• Description of the task: Please return the full listing below without altering anything.

— START OF Data in this exercise —

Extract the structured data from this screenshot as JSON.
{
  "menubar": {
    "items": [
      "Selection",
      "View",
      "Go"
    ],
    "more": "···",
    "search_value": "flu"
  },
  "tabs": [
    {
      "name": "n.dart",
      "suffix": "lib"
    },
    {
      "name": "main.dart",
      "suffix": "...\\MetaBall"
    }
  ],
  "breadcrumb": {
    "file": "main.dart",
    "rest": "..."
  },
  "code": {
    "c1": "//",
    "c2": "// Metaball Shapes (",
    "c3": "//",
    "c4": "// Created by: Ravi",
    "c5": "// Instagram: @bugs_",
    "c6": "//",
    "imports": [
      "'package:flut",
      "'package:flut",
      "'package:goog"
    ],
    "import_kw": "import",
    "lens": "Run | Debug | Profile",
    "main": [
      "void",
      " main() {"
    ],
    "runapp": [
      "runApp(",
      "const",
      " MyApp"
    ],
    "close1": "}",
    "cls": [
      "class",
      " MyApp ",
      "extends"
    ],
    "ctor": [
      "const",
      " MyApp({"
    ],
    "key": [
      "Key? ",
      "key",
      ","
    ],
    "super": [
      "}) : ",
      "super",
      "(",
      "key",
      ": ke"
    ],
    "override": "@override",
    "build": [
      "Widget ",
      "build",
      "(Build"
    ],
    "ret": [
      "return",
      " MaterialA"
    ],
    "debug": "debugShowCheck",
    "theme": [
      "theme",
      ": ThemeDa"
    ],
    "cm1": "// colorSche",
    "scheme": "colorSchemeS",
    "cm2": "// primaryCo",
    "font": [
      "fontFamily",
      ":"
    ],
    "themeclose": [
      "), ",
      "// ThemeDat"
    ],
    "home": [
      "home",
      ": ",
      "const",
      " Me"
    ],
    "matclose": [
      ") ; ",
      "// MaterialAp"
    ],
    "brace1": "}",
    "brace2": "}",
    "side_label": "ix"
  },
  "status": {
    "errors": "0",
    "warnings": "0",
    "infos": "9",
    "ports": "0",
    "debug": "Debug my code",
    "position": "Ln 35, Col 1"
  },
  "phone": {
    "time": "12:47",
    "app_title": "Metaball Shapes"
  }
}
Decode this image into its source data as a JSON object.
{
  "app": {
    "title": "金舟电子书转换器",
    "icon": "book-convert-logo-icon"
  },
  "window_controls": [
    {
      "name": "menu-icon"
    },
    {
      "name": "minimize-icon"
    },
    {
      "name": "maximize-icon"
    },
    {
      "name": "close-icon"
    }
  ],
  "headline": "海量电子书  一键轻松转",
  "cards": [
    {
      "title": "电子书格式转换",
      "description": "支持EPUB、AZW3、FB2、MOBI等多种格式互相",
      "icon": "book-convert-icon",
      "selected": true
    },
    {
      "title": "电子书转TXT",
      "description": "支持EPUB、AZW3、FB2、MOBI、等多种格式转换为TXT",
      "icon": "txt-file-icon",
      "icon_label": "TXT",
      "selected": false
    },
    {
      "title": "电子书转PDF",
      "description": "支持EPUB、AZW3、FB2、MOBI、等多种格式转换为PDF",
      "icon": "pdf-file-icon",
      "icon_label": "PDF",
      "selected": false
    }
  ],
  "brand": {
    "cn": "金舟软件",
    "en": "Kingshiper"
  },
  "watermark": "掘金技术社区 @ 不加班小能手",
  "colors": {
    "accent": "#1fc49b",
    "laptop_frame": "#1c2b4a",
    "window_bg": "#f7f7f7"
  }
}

— END OF Data in this exercise —

• Task answer:
Extract the structured data from this screenshot as JSON.
{
  "menubar": {
    "items": [
      "Selection",
      "View",
      "Go"
    ],
    "more": "···",
    "search_value": "flu"
  },
  "tabs": [
    {
      "name": "n.dart",
      "suffix": "lib"
    },
    {
      "name": "main.dart",
      "suffix": "...\\MetaBall"
    }
  ],
  "breadcrumb": {
    "file": "main.dart",
    "rest": "..."
  },
  "code": {
    "c1": "//",
    "c2": "// Metaball Shapes (",
    "c3": "//",
    "c4": "// Created by: Ravi",
    "c5": "// Instagram: @bugs_",
    "c6": "//",
    "imports": [
      "'package:flut",
      "'package:flut",
      "'package:goog"
    ],
    "import_kw": "import",
    "lens": "Run | Debug | Profile",
    "main": [
      "void",
      " main() {"
    ],
    "runapp": [
      "runApp(",
      "const",
      " MyApp"
    ],
    "close1": "}",
    "cls": [
      "class",
      " MyApp ",
      "extends"
    ],
    "ctor": [
      "const",
      " MyApp({"
    ],
    "key": [
      "Key? ",
      "key",
      ","
    ],
    "super": [
      "}) : ",
      "super",
      "(",
      "key",
      ": ke"
    ],
    "override": "@override",
    "build": [
      "Widget ",
      "build",
      "(Build"
    ],
    "ret": [
      "return",
      " MaterialA"
    ],
    "debug": "debugShowCheck",
    "theme": [
      "theme",
      ": ThemeDa"
    ],
    "cm1": "// colorSche",
    "scheme": "colorSchemeS",
    "cm2": "// primaryCo",
    "font": [
      "fontFamily",
      ":"
    ],
    "themeclose": [
      "), ",
      "// ThemeDat"
    ],
    "home": [
      "home",
      ": ",
      "const",
      " Me"
    ],
    "matclose": [
      ") ; ",
      "// MaterialAp"
    ],
    "brace1": "}",
    "brace2": "}",
    "side_label": "ix"
  },
  "status": {
    "errors": "0",
    "warnings": "0",
    "infos": "9",
    "ports": "0",
    "debug": "Debug my code",
    "position": "Ln 35, Col 1"
  },
  "phone": {
    "time": "12:47",
    "app_title": "Metaball Shapes"
  }
}
Decode this image into its source data as a JSON object.
{
  "app": {
    "title": "金舟电子书转换器",
    "icon": "book-convert-logo-icon"
  },
  "window_controls": [
    {
      "name": "menu-icon"
    },
    {
      "name": "minimize-icon"
    },
    {
      "name": "maximize-icon"
    },
    {
      "name": "close-icon"
    }
  ],
  "headline": "海量电子书  一键轻松转",
  "cards": [
    {
      "title": "电子书格式转换",
      "description": "支持EPUB、AZW3、FB2、MOBI等多种格式互相",
      "icon": "book-convert-icon",
      "selected": true
    },
    {
      "title": "电子书转TXT",
      "description": "支持EPUB、AZW3、FB2、MOBI、等多种格式转换为TXT",
      "icon": "txt-file-icon",
      "icon_label": "TXT",
      "selected": false
    },
    {
      "title": "电子书转PDF",
      "description": "支持EPUB、AZW3、FB2、MOBI、等多种格式转换为PDF",
      "icon": "pdf-file-icon",
      "icon_label": "PDF",
      "selected": false
    }
  ],
  "brand": {
    "cn": "金舟软件",
    "en": "Kingshiper"
  },
  "watermark": "掘金技术社区 @ 不加班小能手",
  "colors": {
    "accent": "#1fc49b",
    "laptop_frame": "#1c2b4a",
    "window_bg": "#f7f7f7"
  }
}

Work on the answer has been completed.